Start Given data
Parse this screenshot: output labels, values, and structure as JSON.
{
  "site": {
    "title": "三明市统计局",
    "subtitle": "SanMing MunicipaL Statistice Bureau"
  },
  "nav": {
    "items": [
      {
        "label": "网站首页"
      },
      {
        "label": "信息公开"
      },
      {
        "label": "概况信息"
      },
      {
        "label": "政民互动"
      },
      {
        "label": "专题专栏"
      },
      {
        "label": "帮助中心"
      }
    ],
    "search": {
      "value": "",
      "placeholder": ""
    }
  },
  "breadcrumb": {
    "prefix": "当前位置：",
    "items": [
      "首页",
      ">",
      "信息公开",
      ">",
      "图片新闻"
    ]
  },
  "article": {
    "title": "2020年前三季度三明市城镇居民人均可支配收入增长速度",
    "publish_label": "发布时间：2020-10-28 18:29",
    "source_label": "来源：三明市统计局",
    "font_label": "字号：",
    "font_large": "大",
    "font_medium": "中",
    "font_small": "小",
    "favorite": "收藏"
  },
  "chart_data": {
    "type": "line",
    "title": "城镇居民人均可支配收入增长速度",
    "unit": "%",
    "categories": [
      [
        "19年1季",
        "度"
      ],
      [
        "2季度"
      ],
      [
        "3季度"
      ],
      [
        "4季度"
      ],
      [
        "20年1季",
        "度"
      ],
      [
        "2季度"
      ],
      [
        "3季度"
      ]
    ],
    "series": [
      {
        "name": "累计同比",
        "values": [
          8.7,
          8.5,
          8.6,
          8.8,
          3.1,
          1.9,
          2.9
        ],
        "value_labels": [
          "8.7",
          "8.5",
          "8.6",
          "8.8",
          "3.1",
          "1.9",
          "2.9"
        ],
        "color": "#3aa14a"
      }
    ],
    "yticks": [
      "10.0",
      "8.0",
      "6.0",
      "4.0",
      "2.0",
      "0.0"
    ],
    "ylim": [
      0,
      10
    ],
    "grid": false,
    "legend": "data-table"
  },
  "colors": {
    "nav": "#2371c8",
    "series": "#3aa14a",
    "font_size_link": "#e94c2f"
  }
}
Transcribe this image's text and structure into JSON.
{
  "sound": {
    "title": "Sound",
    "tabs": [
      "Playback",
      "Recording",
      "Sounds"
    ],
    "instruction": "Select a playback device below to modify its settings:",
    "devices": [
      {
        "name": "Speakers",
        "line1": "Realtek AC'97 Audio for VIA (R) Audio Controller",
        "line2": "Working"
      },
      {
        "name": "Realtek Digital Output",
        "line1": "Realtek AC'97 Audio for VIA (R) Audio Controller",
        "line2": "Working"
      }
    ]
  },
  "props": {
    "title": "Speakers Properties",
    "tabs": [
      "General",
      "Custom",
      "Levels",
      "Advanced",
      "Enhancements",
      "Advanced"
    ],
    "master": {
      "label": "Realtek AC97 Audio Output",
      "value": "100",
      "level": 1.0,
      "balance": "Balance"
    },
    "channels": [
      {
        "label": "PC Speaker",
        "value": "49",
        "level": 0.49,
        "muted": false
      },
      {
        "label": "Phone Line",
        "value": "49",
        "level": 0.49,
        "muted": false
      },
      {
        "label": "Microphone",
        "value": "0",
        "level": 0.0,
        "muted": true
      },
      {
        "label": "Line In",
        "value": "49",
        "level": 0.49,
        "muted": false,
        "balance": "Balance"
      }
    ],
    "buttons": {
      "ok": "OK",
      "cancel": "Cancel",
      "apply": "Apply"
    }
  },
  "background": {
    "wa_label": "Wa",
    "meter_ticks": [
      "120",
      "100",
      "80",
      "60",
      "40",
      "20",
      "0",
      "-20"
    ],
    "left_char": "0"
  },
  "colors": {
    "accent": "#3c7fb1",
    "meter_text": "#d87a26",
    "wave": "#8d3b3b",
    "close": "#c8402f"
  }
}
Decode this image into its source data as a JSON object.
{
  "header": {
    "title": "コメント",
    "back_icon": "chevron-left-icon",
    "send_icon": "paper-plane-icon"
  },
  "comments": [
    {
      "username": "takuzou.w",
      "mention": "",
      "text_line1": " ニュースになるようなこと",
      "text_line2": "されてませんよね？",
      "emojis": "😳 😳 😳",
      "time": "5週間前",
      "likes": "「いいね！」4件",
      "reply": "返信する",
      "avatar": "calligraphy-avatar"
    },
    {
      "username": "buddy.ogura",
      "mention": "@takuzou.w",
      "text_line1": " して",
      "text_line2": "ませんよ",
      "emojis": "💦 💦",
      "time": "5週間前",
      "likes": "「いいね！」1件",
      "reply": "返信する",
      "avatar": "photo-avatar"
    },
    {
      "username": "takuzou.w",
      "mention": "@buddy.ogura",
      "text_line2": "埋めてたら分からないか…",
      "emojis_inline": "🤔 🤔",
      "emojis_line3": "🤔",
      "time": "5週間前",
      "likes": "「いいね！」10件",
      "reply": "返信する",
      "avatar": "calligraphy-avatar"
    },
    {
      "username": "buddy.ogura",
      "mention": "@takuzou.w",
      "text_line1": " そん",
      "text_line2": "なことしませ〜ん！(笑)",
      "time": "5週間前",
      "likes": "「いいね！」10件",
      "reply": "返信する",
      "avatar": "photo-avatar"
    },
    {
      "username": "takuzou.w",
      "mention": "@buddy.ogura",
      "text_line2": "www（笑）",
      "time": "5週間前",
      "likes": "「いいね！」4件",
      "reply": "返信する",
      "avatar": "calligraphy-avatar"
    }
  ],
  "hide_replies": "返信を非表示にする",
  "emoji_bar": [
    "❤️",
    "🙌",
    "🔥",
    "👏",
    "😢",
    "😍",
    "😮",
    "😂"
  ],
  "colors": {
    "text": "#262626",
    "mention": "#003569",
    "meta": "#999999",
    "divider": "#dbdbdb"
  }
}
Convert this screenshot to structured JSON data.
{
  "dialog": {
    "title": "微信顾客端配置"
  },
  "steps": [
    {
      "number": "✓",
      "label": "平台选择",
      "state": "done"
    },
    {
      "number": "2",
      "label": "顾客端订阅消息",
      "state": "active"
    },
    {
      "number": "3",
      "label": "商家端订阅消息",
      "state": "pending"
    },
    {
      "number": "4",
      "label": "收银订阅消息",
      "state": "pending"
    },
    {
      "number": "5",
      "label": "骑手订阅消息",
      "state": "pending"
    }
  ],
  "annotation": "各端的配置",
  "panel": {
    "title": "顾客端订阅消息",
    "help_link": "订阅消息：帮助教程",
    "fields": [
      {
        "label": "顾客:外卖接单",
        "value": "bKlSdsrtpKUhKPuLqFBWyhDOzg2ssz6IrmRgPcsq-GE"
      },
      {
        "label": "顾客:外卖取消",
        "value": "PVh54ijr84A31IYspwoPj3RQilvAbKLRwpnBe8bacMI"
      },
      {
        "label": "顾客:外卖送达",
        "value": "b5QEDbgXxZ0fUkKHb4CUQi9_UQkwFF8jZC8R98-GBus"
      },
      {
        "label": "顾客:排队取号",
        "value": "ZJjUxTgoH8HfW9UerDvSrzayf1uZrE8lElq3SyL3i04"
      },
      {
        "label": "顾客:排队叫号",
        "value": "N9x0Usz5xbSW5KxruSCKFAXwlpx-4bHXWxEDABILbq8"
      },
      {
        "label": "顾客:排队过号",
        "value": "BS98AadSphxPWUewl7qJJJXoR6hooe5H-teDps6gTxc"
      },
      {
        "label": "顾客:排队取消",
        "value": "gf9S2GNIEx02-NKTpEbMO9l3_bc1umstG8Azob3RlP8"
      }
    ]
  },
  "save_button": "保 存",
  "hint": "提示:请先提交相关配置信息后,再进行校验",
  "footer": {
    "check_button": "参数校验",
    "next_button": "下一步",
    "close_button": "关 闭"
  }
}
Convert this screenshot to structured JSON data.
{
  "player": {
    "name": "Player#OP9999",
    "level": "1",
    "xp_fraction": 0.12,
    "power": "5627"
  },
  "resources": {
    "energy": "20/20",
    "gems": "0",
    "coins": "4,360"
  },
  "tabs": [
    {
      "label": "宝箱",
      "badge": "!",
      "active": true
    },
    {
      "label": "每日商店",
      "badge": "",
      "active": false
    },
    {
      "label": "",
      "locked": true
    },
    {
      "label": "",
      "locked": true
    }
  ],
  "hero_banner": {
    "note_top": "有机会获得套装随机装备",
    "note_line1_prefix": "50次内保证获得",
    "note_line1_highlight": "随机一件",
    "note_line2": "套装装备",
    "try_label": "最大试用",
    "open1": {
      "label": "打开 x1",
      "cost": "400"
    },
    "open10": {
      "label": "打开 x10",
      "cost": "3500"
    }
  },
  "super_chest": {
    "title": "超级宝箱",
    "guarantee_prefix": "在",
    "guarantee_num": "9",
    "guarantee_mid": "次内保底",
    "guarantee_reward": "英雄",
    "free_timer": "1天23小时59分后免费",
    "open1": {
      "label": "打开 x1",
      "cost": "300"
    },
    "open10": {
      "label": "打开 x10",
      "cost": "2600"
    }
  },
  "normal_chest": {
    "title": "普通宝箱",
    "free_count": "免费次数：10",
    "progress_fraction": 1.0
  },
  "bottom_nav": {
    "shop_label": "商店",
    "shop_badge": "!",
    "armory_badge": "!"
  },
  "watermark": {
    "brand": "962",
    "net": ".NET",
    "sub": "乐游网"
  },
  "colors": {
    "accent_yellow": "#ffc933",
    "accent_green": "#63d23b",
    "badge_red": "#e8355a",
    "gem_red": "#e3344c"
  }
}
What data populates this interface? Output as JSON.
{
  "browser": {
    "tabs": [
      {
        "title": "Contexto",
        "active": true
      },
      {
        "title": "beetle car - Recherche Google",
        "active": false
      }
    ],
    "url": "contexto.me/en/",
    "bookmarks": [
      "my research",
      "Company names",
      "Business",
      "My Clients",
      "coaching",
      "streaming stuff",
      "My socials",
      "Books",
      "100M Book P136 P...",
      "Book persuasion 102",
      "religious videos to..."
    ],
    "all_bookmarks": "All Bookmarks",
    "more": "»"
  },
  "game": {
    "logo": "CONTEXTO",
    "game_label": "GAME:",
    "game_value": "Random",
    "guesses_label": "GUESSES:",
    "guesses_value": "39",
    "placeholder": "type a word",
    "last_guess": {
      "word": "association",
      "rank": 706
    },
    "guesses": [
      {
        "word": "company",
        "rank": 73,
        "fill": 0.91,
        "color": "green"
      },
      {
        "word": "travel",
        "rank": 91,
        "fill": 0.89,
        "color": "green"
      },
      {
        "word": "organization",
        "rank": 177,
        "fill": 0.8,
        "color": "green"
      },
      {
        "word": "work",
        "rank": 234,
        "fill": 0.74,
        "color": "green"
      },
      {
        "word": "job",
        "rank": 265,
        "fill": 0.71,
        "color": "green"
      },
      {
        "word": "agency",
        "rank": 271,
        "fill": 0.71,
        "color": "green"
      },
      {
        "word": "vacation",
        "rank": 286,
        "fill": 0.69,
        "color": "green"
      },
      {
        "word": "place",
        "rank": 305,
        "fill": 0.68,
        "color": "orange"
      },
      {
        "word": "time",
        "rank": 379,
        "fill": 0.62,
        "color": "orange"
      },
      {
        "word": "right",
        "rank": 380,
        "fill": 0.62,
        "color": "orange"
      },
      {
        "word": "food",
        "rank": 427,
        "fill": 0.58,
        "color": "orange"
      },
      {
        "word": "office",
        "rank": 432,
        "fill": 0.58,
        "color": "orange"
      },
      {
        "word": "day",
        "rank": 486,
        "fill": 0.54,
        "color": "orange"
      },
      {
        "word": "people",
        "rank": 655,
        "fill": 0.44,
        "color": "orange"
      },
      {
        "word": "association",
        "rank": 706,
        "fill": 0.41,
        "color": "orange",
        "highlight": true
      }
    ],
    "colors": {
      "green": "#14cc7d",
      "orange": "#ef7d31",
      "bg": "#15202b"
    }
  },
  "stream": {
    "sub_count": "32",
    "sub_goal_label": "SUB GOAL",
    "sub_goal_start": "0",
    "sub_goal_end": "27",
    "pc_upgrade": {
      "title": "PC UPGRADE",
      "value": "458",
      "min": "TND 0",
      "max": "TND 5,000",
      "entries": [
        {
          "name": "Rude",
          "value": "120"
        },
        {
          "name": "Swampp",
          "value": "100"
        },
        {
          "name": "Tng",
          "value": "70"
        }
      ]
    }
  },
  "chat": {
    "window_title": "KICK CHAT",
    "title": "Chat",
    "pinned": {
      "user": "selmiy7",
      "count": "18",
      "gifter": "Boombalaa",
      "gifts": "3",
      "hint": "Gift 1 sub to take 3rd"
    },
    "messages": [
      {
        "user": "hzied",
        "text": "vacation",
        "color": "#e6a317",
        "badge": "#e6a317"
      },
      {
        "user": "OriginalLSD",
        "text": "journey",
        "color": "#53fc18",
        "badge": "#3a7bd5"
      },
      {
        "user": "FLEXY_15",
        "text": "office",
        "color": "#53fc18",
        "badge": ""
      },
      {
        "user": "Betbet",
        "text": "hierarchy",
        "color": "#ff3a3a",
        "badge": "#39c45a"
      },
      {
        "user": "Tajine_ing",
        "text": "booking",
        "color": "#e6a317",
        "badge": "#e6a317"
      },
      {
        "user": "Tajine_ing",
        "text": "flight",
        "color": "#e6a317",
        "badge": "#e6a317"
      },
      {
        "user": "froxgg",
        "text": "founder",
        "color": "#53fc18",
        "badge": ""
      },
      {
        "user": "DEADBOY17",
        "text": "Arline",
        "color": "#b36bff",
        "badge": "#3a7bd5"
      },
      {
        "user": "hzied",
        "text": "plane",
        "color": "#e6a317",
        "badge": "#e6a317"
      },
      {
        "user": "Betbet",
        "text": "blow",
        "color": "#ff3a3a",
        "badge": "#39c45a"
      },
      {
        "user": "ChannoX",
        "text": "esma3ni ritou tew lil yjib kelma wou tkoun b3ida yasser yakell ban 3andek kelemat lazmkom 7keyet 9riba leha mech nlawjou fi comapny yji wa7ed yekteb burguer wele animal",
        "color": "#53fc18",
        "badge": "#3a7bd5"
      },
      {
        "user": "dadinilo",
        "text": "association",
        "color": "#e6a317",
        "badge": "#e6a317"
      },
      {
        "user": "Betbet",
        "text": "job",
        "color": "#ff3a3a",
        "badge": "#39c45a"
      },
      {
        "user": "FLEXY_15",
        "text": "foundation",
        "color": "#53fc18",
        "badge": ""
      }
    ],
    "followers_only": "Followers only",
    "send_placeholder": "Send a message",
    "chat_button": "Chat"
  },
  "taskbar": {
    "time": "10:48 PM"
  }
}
End Given data
Pull out every line in the material above where "icon" occurs.

**Answer for the task:**
    "back_icon": "chevron-left-icon",
    "send_icon": "paper-plane-icon"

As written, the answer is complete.